Input for this task:
##############################

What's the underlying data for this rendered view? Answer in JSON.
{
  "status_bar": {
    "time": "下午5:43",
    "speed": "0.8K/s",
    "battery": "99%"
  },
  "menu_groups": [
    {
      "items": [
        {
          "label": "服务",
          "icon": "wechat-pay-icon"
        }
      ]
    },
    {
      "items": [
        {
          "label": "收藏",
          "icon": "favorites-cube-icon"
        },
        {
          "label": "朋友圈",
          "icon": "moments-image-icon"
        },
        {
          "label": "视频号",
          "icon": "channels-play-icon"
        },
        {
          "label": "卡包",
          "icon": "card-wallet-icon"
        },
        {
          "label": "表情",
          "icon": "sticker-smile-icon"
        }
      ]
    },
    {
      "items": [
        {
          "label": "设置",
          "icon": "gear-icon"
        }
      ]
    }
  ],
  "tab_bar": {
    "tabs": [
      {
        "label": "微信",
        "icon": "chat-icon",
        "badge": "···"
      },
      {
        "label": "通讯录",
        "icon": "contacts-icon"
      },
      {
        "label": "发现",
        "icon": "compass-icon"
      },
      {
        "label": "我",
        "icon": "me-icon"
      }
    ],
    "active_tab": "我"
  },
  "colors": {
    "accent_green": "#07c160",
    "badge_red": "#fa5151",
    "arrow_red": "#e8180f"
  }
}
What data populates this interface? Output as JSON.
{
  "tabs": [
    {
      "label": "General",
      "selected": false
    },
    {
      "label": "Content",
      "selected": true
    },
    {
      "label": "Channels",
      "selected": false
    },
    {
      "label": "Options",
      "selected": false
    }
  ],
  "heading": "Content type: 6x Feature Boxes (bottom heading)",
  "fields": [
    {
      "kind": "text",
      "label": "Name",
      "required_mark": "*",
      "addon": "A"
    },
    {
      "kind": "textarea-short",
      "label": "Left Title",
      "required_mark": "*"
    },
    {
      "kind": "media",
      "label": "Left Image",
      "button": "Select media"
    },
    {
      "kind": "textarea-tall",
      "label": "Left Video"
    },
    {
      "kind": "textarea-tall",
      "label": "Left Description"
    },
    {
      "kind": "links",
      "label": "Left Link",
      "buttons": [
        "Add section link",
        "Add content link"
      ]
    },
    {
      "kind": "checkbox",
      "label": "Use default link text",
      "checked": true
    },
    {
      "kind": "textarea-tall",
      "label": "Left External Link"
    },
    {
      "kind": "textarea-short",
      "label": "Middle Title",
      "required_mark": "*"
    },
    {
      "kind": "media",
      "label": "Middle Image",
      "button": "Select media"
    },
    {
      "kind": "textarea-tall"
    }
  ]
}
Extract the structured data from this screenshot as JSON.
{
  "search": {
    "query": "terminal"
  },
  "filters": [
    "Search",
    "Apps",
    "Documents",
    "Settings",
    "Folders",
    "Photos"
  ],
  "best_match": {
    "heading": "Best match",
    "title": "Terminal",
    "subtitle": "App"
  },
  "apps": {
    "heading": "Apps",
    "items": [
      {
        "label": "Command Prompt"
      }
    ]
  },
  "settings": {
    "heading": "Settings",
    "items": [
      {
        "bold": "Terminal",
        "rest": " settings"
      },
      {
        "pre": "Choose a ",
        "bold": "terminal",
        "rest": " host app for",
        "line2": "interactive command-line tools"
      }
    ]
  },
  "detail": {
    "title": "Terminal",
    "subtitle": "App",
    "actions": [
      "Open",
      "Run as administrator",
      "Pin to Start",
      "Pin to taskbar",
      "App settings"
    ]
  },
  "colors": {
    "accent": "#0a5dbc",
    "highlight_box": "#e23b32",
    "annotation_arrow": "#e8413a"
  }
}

##############################

What this task involves: Please output every record, keeping each line exact.

Exercise answer:
What's the underlying data for this rendered view? Answer in JSON.
{
  "status_bar": {
    "time": "下午5:43",
    "speed": "0.8K/s",
    "battery": "99%"
  },
  "menu_groups": [
    {
      "items": [
        {
          "label": "服务",
          "icon": "wechat-pay-icon"
        }
      ]
    },
    {
      "items": [
        {
          "label": "收藏",
          "icon": "favorites-cube-icon"
        },
        {
          "label": "朋友圈",
          "icon": "moments-image-icon"
        },
        {
          "label": "视频号",
          "icon": "channels-play-icon"
        },
        {
          "label": "卡包",
          "icon": "card-wallet-icon"
        },
        {
          "label": "表情",
          "icon": "sticker-smile-icon"
        }
      ]
    },
    {
      "items": [
        {
          "label": "设置",
          "icon": "gear-icon"
        }
      ]
    }
  ],
  "tab_bar": {
    "tabs": [
      {
        "label": "微信",
        "icon": "chat-icon",
        "badge": "···"
      },
      {
        "label": "通讯录",
        "icon": "contacts-icon"
      },
      {
        "label": "发现",
        "icon": "compass-icon"
      },
      {
        "label": "我",
        "icon": "me-icon"
      }
    ],
    "active_tab": "我"
  },
  "colors": {
    "accent_green": "#07c160",
    "badge_red": "#fa5151",
    "arrow_red": "#e8180f"
  }
}
What data populates this interface? Output as JSON.
{
  "tabs": [
    {
      "label": "General",
      "selected": false
    },
    {
      "label": "Content",
      "selected": true
    },
    {
      "label": "Channels",
      "selected": false
    },
    {
      "label": "Options",
      "selected": false
    }
  ],
  "heading": "Content type: 6x Feature Boxes (bottom heading)",
  "fields": [
    {
      "kind": "text",
      "label": "Name",
      "required_mark": "*",
      "addon": "A"
    },
    {
      "kind": "textarea-short",
      "label": "Left Title",
      "required_mark": "*"
    },
    {
      "kind": "media",
      "label": "Left Image",
      "button": "Select media"
    },
    {
      "kind": "textarea-tall",
      "label": "Left Video"
    },
    {
      "kind": "textarea-tall",
      "label": "Left Description"
    },
    {
      "kind": "links",
      "label": "Left Link",
      "buttons": [
        "Add section link",
        "Add content link"
      ]
    },
    {
      "kind": "checkbox",
      "label": "Use default link text",
      "checked": true
    },
    {
      "kind": "textarea-tall",
      "label": "Left External Link"
    },
    {
      "kind": "textarea-short",
      "label": "Middle Title",
      "required_mark": "*"
    },
    {
      "kind": "media",
      "label": "Middle Image",
      "button": "Select media"
    },
    {
      "kind": "textarea-tall"
    }
  ]
}
Extract the structured data from this screenshot as JSON.
{
  "search": {
    "query": "terminal"
  },
  "filters": [
    "Search",
    "Apps",
    "Documents",
    "Settings",
    "Folders",
    "Photos"
  ],
  "best_match": {
    "heading": "Best match",
    "title": "Terminal",
    "subtitle": "App"
  },
  "apps": {
    "heading": "Apps",
    "items": [
      {
        "label": "Command Prompt"
      }
    ]
  },
  "settings": {
    "heading": "Settings",
    "items": [
      {
        "bold": "Terminal",
        "rest": " settings"
      },
      {
        "pre": "Choose a ",
        "bold": "terminal",
        "rest": " host app for",
        "line2": "interactive command-line tools"
      }
    ]
  },
  "detail": {
    "title": "Terminal",
    "subtitle": "App",
    "actions": [
      "Open",
      "Run as administrator",
      "Pin to Start",
      "Pin to taskbar",
      "App settings"
    ]
  },
  "colors": {
    "accent": "#0a5dbc",
    "highlight_box": "#e23b32",
    "annotation_arrow": "#e8413a"
  }
}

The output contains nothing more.